=== Section Start ===

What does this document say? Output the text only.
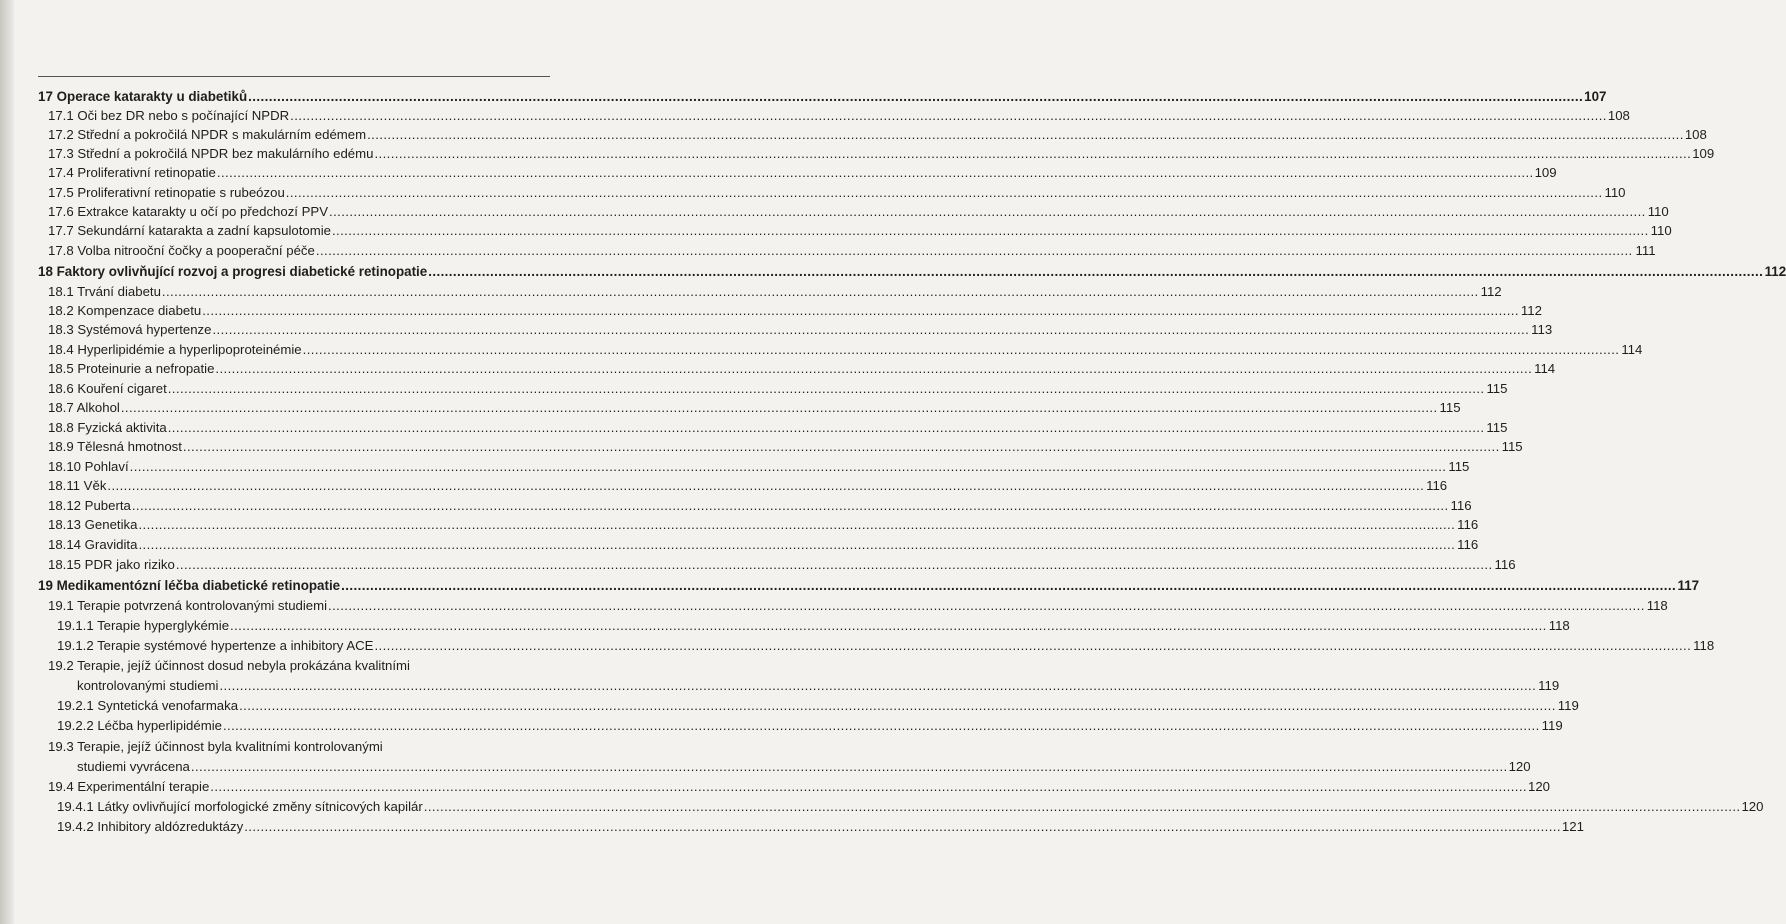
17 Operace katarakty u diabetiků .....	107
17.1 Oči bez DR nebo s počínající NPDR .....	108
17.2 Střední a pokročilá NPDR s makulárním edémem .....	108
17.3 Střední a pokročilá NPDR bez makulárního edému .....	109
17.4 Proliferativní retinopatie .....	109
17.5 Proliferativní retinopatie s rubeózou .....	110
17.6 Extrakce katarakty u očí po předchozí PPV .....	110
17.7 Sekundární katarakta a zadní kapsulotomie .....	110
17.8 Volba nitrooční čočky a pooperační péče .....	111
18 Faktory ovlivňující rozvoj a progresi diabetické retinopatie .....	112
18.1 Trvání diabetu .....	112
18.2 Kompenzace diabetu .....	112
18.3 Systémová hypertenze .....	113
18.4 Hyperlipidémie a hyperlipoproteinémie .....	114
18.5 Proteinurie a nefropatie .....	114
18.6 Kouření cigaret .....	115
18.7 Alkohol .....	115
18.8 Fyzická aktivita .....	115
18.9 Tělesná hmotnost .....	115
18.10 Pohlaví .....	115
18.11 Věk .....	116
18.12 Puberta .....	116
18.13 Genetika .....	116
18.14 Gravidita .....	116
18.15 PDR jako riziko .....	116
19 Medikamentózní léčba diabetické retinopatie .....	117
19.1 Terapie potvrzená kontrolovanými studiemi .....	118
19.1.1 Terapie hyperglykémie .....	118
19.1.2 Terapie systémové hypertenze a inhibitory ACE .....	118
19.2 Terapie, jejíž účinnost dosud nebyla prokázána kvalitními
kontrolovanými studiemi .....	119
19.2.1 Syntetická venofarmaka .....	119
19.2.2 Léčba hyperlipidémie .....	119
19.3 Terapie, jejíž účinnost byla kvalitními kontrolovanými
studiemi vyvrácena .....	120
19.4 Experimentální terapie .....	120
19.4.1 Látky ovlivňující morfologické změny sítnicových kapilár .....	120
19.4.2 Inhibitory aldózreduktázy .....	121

=== Section End ===
=== Section Start ===

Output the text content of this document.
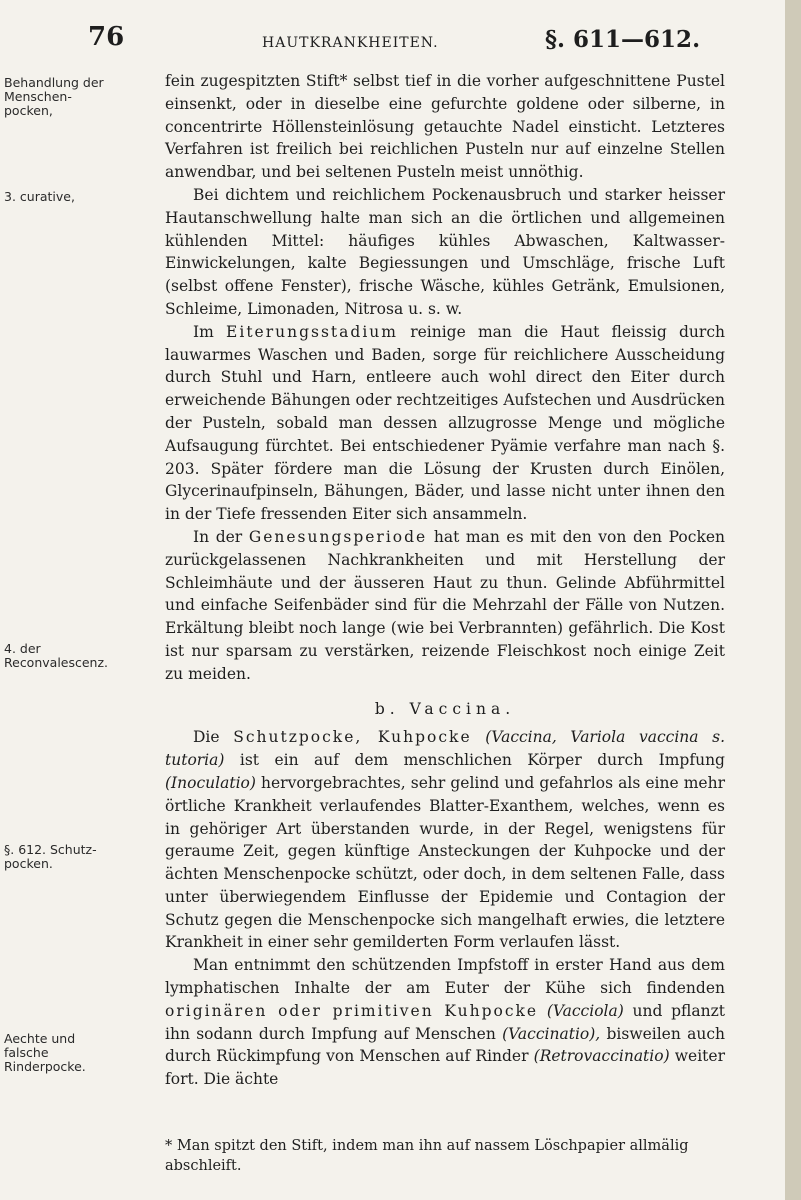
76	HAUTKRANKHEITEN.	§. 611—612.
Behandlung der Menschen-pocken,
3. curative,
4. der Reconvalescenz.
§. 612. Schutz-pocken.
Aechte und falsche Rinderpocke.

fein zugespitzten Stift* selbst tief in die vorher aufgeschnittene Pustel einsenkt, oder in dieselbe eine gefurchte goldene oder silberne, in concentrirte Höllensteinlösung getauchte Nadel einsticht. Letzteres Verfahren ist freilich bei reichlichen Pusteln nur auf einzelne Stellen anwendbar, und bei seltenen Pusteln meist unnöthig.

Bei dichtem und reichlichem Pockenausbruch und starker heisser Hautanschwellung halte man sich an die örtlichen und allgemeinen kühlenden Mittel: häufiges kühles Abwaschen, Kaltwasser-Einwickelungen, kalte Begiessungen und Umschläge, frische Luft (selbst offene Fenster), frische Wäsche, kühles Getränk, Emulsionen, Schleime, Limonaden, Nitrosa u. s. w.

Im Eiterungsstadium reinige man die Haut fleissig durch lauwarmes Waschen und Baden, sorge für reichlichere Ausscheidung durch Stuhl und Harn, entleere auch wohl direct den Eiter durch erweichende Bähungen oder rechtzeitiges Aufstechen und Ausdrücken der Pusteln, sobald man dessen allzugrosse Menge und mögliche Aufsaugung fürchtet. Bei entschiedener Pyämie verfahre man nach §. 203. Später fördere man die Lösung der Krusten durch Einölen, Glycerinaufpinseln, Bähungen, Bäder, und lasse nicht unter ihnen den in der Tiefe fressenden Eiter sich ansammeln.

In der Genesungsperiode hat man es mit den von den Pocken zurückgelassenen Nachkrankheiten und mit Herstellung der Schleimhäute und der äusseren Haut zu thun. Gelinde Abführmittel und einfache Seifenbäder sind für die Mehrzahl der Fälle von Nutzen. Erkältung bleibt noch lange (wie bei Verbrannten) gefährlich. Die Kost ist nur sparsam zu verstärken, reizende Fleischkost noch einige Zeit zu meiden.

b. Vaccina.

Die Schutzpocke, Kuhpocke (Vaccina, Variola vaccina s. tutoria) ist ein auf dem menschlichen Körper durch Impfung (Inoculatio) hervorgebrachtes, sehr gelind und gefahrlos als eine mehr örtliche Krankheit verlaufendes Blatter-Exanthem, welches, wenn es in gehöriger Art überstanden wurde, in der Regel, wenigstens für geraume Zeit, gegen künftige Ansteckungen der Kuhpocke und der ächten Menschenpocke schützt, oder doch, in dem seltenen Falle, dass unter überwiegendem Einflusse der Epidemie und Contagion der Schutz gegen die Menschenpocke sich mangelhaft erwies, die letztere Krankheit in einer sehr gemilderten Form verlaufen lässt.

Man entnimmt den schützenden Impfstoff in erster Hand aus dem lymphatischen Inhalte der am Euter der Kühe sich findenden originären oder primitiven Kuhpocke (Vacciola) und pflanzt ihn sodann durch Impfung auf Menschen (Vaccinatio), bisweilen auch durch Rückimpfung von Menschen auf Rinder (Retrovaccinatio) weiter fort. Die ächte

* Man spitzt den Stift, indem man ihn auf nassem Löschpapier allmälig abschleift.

=== Section End ===

Which lines above include the word "pokročilá"? Show each one.

◆ **WRITTEN SOLUTION**
17.2 Střední a pokročilá NPDR s makulárním edémem .....	108
17.3 Střední a pokročilá NPDR bez makulárního edému .....	109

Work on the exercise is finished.